%%

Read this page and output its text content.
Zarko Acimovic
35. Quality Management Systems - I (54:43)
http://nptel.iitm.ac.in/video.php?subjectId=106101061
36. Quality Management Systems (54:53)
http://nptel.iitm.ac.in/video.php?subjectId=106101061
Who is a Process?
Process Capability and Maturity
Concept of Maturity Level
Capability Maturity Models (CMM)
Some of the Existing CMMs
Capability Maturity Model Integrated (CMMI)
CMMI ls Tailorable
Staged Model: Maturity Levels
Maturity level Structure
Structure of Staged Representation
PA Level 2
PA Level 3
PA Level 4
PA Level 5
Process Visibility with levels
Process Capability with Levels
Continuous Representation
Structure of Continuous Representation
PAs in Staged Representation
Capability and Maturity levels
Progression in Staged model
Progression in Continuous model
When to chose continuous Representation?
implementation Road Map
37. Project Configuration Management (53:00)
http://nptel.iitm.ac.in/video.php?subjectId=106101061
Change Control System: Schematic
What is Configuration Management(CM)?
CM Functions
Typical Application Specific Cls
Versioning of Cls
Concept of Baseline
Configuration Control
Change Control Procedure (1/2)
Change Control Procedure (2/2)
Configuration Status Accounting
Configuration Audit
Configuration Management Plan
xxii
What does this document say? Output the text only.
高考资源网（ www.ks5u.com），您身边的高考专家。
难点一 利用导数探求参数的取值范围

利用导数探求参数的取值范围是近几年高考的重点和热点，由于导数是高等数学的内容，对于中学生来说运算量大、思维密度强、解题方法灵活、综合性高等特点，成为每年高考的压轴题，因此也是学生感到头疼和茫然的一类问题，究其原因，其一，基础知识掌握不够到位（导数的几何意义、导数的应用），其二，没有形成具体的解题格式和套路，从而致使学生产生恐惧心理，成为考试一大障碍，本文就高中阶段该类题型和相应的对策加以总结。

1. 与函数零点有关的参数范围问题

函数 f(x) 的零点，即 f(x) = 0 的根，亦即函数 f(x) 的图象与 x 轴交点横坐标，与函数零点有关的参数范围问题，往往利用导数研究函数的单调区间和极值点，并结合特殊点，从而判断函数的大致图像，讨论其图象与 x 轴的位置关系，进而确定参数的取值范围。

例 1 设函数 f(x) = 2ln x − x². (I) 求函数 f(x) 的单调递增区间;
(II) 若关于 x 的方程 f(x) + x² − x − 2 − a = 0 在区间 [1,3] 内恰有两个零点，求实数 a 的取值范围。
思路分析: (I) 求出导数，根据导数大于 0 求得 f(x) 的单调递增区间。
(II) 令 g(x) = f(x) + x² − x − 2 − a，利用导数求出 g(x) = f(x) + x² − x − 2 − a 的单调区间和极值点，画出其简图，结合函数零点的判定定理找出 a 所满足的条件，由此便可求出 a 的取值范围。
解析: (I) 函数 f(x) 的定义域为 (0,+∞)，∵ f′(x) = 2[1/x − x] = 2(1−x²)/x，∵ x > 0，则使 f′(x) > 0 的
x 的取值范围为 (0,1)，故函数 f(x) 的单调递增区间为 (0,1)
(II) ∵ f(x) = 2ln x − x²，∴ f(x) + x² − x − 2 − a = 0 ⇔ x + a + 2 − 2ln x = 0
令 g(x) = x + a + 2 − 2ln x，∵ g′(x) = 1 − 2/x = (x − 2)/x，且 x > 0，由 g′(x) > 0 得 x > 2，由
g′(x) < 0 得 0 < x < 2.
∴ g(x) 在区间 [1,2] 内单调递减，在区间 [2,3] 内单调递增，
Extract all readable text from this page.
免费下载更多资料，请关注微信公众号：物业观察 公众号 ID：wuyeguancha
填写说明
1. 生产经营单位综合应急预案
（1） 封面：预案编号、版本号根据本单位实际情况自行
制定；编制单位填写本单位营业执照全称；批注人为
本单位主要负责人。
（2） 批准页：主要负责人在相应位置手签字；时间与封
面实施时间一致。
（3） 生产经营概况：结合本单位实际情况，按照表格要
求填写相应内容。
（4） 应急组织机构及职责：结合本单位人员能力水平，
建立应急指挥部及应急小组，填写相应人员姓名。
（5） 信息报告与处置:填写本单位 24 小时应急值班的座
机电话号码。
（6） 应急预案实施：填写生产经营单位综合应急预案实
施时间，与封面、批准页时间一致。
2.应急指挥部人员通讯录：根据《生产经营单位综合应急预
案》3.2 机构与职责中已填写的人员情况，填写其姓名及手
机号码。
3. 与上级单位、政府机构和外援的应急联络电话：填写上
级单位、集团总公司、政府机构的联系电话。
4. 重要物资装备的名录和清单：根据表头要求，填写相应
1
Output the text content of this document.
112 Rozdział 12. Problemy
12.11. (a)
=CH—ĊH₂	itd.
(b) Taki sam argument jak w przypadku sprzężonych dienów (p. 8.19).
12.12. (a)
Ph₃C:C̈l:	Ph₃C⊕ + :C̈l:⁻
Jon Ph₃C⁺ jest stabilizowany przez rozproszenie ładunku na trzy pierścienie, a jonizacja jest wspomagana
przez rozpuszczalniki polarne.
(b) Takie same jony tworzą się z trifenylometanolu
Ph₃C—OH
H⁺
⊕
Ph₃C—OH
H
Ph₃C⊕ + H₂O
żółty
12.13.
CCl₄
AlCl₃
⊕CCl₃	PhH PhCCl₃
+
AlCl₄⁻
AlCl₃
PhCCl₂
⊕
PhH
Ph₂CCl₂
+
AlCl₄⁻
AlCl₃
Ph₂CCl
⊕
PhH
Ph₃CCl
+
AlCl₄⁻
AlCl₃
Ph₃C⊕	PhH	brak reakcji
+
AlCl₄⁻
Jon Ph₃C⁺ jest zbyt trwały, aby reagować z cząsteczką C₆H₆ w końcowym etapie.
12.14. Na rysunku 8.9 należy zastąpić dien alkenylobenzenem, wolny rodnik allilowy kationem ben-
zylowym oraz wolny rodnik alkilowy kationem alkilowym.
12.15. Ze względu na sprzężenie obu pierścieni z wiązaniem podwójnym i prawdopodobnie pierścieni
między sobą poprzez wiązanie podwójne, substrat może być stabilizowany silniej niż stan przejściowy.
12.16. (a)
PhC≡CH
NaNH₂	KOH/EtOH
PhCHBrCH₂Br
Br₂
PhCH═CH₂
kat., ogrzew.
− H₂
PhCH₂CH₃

%%

• Work to be completed: Give only the number of lines in the data that hold the string "Procedure".

• Final result: 2